Problem description:
Find how many lines of the listing below include the word "wish", then report the number by itself.

Dataset records:
☆ ☆ ☆ ☆ ☆ ☆ ☆

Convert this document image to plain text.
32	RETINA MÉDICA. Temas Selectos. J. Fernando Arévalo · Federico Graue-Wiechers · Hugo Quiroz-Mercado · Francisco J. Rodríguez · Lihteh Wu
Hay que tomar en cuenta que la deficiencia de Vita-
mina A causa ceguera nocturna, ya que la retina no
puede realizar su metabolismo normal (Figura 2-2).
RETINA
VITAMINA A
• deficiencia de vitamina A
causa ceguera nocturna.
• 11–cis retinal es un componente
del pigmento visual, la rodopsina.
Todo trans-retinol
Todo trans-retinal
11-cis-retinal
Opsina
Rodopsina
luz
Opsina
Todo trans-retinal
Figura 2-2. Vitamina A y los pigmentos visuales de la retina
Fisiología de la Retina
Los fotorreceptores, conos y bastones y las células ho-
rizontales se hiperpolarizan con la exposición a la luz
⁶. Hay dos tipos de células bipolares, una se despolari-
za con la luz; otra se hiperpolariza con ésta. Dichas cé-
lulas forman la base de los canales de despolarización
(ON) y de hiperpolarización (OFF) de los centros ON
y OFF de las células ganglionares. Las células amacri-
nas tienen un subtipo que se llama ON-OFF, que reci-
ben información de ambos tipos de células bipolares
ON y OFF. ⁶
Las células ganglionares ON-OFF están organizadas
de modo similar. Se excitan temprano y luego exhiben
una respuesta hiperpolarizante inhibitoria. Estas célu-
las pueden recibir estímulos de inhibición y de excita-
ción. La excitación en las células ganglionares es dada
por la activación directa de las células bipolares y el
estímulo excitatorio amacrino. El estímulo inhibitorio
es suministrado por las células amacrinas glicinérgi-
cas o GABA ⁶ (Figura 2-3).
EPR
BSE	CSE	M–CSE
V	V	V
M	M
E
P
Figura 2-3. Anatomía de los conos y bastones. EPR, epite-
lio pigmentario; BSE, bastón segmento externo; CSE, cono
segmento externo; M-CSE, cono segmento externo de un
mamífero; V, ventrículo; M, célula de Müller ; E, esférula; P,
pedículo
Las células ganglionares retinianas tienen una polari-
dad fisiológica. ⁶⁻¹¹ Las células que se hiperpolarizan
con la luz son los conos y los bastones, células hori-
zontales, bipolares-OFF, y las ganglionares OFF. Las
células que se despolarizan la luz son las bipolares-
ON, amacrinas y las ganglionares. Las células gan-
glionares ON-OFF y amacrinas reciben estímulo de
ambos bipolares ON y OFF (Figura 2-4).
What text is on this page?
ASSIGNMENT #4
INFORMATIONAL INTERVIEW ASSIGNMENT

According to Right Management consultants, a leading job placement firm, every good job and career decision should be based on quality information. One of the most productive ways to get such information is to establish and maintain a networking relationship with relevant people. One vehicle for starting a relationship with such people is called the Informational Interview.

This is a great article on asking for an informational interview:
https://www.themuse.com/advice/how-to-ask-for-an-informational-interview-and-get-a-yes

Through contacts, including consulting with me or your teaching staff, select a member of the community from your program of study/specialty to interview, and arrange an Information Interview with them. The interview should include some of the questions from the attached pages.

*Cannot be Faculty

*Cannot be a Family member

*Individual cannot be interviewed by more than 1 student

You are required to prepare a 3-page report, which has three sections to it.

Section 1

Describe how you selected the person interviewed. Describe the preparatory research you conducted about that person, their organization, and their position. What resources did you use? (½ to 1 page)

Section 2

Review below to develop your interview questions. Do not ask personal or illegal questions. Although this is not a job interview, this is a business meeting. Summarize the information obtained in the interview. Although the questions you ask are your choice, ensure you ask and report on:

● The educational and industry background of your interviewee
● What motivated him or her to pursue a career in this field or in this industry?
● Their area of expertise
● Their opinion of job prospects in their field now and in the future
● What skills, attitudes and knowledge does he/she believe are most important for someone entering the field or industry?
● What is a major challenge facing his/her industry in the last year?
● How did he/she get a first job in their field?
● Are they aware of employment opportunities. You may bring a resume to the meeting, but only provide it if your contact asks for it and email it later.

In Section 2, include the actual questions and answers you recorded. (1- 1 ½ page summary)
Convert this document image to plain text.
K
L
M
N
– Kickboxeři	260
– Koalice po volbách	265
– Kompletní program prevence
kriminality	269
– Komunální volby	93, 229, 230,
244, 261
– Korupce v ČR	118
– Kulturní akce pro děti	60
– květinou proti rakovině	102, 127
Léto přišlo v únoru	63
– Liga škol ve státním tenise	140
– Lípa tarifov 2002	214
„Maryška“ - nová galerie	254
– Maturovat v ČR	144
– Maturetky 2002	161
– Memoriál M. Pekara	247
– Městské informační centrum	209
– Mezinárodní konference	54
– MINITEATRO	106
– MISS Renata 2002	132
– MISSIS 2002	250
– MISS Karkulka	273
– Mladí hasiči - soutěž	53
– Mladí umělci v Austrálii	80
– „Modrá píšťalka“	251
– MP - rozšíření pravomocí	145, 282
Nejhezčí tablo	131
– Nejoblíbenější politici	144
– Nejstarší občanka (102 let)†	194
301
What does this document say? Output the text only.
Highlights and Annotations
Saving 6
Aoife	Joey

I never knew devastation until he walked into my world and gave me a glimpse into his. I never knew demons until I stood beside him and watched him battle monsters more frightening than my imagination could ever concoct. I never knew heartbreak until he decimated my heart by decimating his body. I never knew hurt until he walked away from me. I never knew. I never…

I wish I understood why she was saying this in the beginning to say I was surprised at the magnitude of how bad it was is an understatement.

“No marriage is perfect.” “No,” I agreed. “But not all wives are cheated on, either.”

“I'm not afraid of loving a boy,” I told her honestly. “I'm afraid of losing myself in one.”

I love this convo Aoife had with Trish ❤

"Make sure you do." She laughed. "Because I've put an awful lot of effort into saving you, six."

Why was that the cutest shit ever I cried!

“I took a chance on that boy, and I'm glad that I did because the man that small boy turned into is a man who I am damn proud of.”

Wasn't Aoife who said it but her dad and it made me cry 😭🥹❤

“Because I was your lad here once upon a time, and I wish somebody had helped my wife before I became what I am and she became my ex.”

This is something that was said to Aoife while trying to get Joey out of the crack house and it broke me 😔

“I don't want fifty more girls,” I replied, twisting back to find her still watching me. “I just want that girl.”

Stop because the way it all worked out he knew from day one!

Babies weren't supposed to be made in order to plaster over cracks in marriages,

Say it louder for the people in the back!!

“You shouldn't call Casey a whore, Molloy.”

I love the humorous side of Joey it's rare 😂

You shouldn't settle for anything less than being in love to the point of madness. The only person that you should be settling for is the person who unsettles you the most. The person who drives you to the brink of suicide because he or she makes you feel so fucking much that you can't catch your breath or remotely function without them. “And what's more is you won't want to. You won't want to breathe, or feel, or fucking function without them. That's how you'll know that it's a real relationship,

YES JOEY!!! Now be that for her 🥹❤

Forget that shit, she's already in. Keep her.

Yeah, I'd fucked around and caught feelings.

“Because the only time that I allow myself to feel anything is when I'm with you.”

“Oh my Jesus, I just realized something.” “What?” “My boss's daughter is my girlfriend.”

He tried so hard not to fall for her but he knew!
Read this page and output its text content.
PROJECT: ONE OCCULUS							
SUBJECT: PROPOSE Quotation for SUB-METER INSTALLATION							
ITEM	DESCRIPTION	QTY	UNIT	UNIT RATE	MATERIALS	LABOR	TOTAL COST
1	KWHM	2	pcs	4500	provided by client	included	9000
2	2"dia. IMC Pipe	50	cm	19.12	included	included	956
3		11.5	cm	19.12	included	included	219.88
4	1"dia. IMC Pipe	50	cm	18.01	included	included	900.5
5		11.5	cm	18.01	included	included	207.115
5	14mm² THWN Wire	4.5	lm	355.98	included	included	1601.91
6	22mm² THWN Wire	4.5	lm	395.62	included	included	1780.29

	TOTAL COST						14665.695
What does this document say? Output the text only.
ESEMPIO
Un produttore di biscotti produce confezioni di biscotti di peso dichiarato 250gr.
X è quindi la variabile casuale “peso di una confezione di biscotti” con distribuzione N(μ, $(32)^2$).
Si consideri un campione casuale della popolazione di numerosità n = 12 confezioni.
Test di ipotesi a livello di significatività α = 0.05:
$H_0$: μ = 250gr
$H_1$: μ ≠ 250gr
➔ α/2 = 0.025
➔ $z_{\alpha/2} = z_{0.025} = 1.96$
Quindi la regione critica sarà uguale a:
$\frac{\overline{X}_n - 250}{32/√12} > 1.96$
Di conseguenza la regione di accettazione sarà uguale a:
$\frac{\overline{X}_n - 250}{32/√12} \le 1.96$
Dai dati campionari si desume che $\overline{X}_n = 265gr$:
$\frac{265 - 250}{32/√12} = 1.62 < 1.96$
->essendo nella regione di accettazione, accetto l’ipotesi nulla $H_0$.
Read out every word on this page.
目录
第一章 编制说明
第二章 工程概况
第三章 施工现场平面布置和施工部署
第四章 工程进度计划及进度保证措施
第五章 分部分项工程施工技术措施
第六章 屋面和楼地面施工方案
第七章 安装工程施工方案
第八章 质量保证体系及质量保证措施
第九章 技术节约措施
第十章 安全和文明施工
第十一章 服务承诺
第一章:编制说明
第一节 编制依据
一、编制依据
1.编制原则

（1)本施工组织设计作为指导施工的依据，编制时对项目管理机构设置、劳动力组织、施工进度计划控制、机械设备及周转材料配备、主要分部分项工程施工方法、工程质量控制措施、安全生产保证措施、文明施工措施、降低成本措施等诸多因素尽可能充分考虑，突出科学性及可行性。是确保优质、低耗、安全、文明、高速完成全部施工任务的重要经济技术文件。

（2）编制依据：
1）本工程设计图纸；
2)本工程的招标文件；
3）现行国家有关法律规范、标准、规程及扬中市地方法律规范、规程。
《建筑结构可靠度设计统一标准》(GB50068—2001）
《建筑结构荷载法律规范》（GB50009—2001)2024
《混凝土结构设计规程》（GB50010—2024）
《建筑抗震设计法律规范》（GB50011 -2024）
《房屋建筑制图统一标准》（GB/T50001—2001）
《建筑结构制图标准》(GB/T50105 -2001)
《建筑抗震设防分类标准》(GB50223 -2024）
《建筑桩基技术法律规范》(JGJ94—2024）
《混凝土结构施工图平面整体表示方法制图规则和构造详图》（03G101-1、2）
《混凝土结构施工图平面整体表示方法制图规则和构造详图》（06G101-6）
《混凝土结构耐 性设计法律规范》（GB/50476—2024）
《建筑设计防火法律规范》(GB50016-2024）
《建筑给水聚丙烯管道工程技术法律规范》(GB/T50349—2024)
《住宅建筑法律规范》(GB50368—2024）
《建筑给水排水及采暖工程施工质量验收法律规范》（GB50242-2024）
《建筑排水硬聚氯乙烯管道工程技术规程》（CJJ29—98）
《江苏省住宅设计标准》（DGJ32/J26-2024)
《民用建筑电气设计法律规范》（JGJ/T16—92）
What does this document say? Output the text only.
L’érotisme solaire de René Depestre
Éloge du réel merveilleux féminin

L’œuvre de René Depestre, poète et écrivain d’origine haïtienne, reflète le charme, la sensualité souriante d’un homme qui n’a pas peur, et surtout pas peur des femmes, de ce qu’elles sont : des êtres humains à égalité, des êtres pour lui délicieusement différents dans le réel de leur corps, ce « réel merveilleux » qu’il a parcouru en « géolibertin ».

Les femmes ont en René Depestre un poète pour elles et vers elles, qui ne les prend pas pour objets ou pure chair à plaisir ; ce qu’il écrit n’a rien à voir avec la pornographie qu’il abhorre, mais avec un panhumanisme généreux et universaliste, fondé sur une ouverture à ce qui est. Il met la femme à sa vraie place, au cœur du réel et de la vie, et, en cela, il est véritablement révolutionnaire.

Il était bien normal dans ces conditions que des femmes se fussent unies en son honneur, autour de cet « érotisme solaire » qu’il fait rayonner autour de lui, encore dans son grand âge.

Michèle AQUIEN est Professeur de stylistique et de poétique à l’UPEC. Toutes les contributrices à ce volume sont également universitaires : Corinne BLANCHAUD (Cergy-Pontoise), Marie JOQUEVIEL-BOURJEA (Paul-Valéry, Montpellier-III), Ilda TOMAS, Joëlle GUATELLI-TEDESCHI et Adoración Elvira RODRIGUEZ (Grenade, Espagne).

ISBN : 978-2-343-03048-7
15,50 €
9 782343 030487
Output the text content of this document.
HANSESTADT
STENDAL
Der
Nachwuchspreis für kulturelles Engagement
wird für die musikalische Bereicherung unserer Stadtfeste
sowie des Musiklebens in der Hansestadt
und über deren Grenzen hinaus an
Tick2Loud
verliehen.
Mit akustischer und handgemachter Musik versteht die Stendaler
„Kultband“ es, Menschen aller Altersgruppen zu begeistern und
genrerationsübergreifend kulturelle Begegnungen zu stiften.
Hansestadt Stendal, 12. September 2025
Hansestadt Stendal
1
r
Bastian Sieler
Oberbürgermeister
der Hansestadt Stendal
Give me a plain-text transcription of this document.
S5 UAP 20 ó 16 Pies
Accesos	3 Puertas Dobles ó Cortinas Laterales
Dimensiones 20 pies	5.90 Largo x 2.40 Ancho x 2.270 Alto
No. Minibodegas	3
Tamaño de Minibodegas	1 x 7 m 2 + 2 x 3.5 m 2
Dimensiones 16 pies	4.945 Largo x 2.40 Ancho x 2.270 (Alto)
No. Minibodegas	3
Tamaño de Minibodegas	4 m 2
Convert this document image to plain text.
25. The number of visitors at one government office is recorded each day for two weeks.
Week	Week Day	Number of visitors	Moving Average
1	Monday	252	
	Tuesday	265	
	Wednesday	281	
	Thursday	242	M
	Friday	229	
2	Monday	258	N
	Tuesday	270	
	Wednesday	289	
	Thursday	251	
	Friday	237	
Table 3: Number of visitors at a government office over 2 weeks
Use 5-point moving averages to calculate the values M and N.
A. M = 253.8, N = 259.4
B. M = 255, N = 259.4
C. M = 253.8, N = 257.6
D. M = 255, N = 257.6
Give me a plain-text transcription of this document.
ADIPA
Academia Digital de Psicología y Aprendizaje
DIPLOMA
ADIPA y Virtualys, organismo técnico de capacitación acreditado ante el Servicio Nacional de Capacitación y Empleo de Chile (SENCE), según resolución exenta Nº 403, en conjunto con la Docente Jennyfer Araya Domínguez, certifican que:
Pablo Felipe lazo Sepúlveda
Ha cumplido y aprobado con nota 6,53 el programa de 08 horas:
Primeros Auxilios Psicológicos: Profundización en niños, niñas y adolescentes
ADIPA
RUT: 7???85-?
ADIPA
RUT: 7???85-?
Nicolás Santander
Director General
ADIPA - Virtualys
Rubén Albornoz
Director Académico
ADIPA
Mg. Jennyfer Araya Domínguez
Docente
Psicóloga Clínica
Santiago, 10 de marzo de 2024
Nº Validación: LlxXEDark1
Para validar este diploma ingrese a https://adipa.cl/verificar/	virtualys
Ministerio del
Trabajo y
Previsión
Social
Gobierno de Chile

☆ ☆ ☆ ☆ ☆ ☆ ☆

Result of the exercise:
2